**Task description:** Wherever a line below holds the word "mounting", copy that line.

══ Data listing

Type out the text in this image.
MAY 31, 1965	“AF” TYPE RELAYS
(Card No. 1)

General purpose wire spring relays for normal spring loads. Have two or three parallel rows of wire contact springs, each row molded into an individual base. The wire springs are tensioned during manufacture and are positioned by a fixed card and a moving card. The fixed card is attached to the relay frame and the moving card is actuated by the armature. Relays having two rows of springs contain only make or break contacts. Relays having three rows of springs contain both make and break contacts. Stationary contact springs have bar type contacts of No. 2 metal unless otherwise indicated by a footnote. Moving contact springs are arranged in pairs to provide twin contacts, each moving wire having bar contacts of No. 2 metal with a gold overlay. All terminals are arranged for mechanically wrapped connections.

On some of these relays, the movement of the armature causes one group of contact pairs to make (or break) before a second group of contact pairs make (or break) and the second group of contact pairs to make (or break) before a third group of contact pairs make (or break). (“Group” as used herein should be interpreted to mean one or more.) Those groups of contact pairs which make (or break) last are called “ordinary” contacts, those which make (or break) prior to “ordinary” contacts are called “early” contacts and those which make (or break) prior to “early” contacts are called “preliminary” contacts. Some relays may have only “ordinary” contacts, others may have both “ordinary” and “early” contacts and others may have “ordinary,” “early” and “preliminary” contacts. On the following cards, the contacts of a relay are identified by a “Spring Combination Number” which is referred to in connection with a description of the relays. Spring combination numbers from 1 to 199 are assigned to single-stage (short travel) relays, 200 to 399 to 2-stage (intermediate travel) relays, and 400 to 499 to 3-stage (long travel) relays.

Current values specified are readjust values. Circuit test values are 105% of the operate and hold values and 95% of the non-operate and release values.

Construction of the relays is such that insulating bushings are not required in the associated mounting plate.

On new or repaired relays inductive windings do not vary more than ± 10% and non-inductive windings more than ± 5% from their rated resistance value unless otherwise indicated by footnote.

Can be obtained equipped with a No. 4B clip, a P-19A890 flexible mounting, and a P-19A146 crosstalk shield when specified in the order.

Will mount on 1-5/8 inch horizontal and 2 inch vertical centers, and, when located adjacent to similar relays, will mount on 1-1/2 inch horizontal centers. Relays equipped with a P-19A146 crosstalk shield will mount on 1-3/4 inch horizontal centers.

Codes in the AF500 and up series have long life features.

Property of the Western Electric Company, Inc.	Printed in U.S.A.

════

**Output below:**
Construction of the relays is such that insulating bushings are not required in the associated mounting plate.
Can be obtained equipped with a No. 4B clip, a P-19A890 flexible mounting, and a P-19A146 crosstalk shield when specified in the order.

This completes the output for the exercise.